## DO THIS
For the data below, report only the number of lines containing the string "ovine".

## Begin DATA FOR THIS TASK

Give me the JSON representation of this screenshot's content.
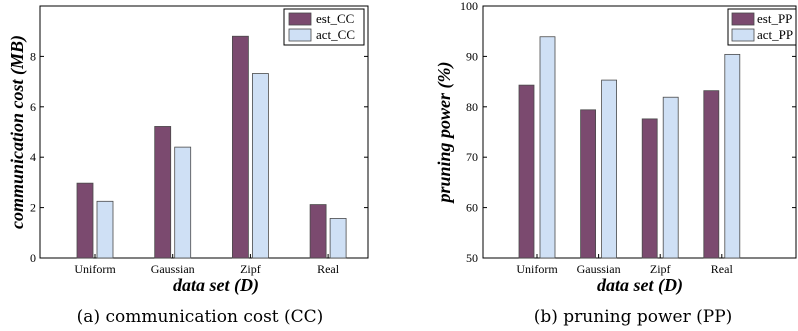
{
  "chart_data": [
    {
      "type": "bar",
      "categories": [
        "Uniform",
        "Gaussian",
        "Zipf",
        "Real"
      ],
      "series": [
        {
          "name": "est_CC",
          "values": [
            2.97,
            5.22,
            8.8,
            2.12
          ]
        },
        {
          "name": "act_CC",
          "values": [
            2.25,
            4.4,
            7.32,
            1.57
          ]
        }
      ],
      "xlabel": "data set (D)",
      "ylabel": "communication cost (MB)",
      "ylim": [
        0,
        10
      ],
      "yticks": [
        0,
        2,
        4,
        6,
        8
      ],
      "legend_position": "top-right",
      "grid": false,
      "caption": "(a) communication cost (CC)"
    },
    {
      "type": "bar",
      "categories": [
        "Uniform",
        "Gaussian",
        "Zipf",
        "Real"
      ],
      "series": [
        {
          "name": "est_PP",
          "values": [
            84.3,
            79.4,
            77.6,
            83.2
          ]
        },
        {
          "name": "act_PP",
          "values": [
            93.9,
            85.3,
            81.9,
            90.4
          ]
        }
      ],
      "xlabel": "data set (D)",
      "ylabel": "pruning power (%)",
      "ylim": [
        50,
        100
      ],
      "yticks": [
        50,
        60,
        70,
        80,
        90,
        100
      ],
      "legend_position": "top-right",
      "grid": false,
      "caption": "(b) pruning power (PP)"
    }
  ],
  "colors": {
    "series_est": "#7b4a6f",
    "series_act": "#cfe0f5",
    "bar_stroke": "#4a4a4a"
  }
}
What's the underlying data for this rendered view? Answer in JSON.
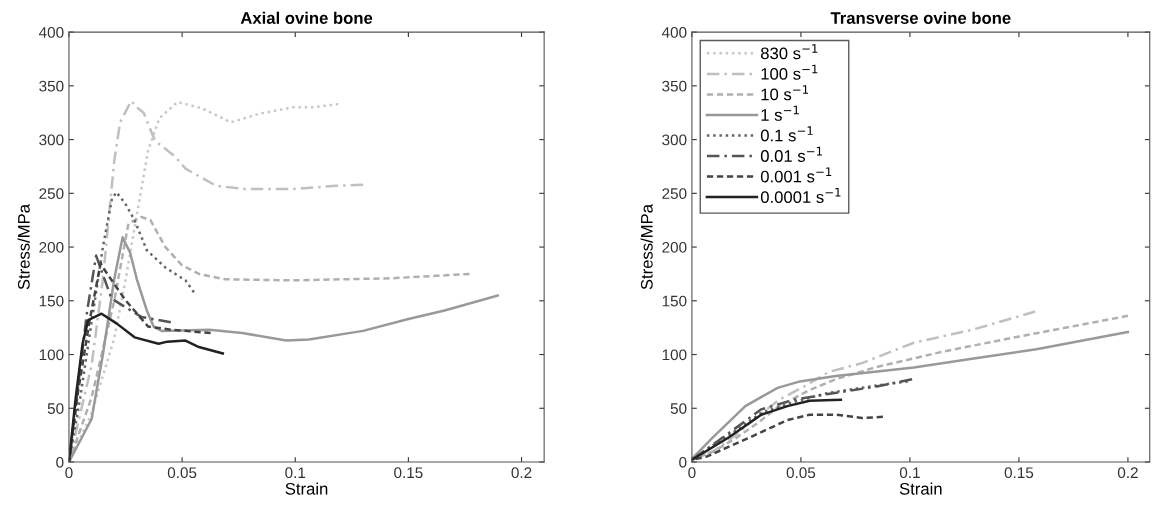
{
  "chart_data": [
    {
      "type": "line",
      "title": "Axial ovine bone",
      "xlabel": "Strain",
      "ylabel": "Stress/MPa",
      "xlim": [
        0,
        0.21
      ],
      "ylim": [
        0,
        400
      ],
      "xticks": [
        0,
        0.05,
        0.1,
        0.15,
        0.2
      ],
      "yticks": [
        0,
        50,
        100,
        150,
        200,
        250,
        300,
        350,
        400
      ],
      "grid": false,
      "legend": false,
      "series": [
        {
          "color": "#c8c8c8",
          "line_style": "dotted",
          "x": [
            0,
            0.01,
            0.02,
            0.025,
            0.03,
            0.035,
            0.04,
            0.048,
            0.059,
            0.0715,
            0.084,
            0.099,
            0.108,
            0.119
          ],
          "values": [
            0,
            45,
            115,
            169,
            230,
            290,
            320,
            335,
            329,
            316,
            324,
            330,
            330,
            333
          ]
        },
        {
          "color": "#c0c0c0",
          "line_style": "dashdot",
          "x": [
            0,
            0.01,
            0.015,
            0.02,
            0.0226,
            0.0275,
            0.03,
            0.033,
            0.038,
            0.047,
            0.0515,
            0.065,
            0.078,
            0.099,
            0.118,
            0.13
          ],
          "values": [
            0,
            90,
            170,
            280,
            316,
            336,
            330,
            325,
            299,
            284,
            273,
            257,
            254,
            254,
            257,
            258
          ]
        },
        {
          "color": "#b0b0b0",
          "line_style": "dashed",
          "x": [
            0,
            0.01,
            0.02,
            0.0263,
            0.032,
            0.036,
            0.0426,
            0.05,
            0.0575,
            0.069,
            0.099,
            0.143,
            0.177
          ],
          "values": [
            0,
            60,
            150,
            222,
            228,
            225,
            200,
            183,
            175,
            170,
            169,
            171,
            175
          ]
        },
        {
          "color": "#999999",
          "line_style": "solid",
          "x": [
            0,
            0.01,
            0.015,
            0.02,
            0.0237,
            0.027,
            0.03,
            0.0344,
            0.0374,
            0.041,
            0.062,
            0.0766,
            0.096,
            0.106,
            0.13,
            0.15,
            0.166,
            0.1895
          ],
          "values": [
            0,
            40,
            100,
            170,
            209,
            195,
            170,
            141,
            126,
            122,
            123,
            120,
            113,
            114,
            122,
            133,
            141,
            155
          ]
        },
        {
          "color": "#666666",
          "line_style": "dotted",
          "x": [
            0,
            0.005,
            0.01,
            0.015,
            0.019,
            0.021,
            0.025,
            0.029,
            0.0344,
            0.0426,
            0.0515,
            0.0552
          ],
          "values": [
            0,
            60,
            130,
            200,
            245,
            251,
            240,
            225,
            197,
            181,
            169,
            158
          ]
        },
        {
          "color": "#555555",
          "line_style": "dashdot",
          "x": [
            0,
            0.004,
            0.008,
            0.012,
            0.0188,
            0.032,
            0.045
          ],
          "values": [
            0,
            70,
            140,
            192,
            152,
            135,
            130
          ]
        },
        {
          "color": "#444444",
          "line_style": "dashed",
          "x": [
            0,
            0.004,
            0.009,
            0.014,
            0.016,
            0.0248,
            0.035,
            0.0455,
            0.0626
          ],
          "values": [
            0,
            65,
            130,
            185,
            178,
            151,
            126,
            123,
            120
          ]
        },
        {
          "color": "#222222",
          "line_style": "solid",
          "x": [
            0,
            0.003,
            0.006,
            0.0085,
            0.0144,
            0.021,
            0.029,
            0.0396,
            0.0435,
            0.0515,
            0.0574,
            0.068
          ],
          "values": [
            0,
            60,
            110,
            132,
            138,
            129,
            116,
            110,
            112,
            113,
            107,
            101
          ]
        }
      ]
    },
    {
      "type": "line",
      "title": "Transverse ovine bone",
      "xlabel": "Strain",
      "ylabel": "Stress/MPa",
      "xlim": [
        0,
        0.21
      ],
      "ylim": [
        0,
        400
      ],
      "xticks": [
        0,
        0.05,
        0.1,
        0.15,
        0.2
      ],
      "yticks": [
        0,
        50,
        100,
        150,
        200,
        250,
        300,
        350,
        400
      ],
      "grid": false,
      "legend": "top left",
      "series": [
        {
          "name": "830 s$^{−1}$",
          "color": "#c8c8c8",
          "line_style": "dotted"
        },
        {
          "name": "100 s$^{−1}$",
          "color": "#c0c0c0",
          "line_style": "dashdot",
          "x": [
            0,
            0.01,
            0.02,
            0.03,
            0.04,
            0.0512,
            0.063,
            0.078,
            0.1018,
            0.1285,
            0.1575
          ],
          "values": [
            2,
            10,
            25,
            42,
            58,
            70,
            84,
            92,
            111,
            123,
            140
          ]
        },
        {
          "name": "10 s$^{−1}$",
          "color": "#b0b0b0",
          "line_style": "dashed",
          "x": [
            0,
            0.01,
            0.02,
            0.03,
            0.04,
            0.054,
            0.066,
            0.084,
            0.1136,
            0.143,
            0.2
          ],
          "values": [
            2,
            10,
            22,
            36,
            52,
            67,
            77,
            88,
            102,
            114,
            136
          ]
        },
        {
          "name": "1 s$^{−1}$",
          "color": "#999999",
          "line_style": "solid",
          "x": [
            0,
            0.0096,
            0.0245,
            0.0393,
            0.0496,
            0.066,
            0.084,
            0.1018,
            0.1285,
            0.158,
            0.2
          ],
          "values": [
            3,
            23,
            52,
            69,
            75,
            80,
            84,
            88,
            96,
            105,
            121
          ]
        },
        {
          "name": "0.1 s$^{−1}$",
          "color": "#666666",
          "line_style": "dotted",
          "x": [
            0,
            0.017,
            0.032,
            0.047,
            0.062,
            0.084,
            0.099
          ],
          "values": [
            3,
            25,
            46,
            56,
            64,
            71,
            75
          ]
        },
        {
          "name": "0.01 s$^{−1}$",
          "color": "#555555",
          "line_style": "dashdot",
          "x": [
            0,
            0.017,
            0.0318,
            0.0468,
            0.0616,
            0.084,
            0.101
          ],
          "values": [
            2,
            27,
            49,
            58,
            63,
            70,
            77
          ]
        },
        {
          "name": "0.001 s$^{−1}$",
          "color": "#444444",
          "line_style": "dashed",
          "x": [
            0,
            0.0067,
            0.0245,
            0.0438,
            0.054,
            0.066,
            0.078,
            0.0876
          ],
          "values": [
            2,
            5,
            21,
            39,
            44,
            44,
            41,
            42
          ]
        },
        {
          "name": "0.0001 s$^{−1}$",
          "color": "#222222",
          "line_style": "solid",
          "x": [
            0,
            0.017,
            0.0318,
            0.0438,
            0.054,
            0.0683
          ],
          "values": [
            2,
            23,
            44,
            52,
            57,
            58
          ]
        }
      ]
    }
  ]
}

## End DATA FOR THIS TASK

## TASK OUTPUT
2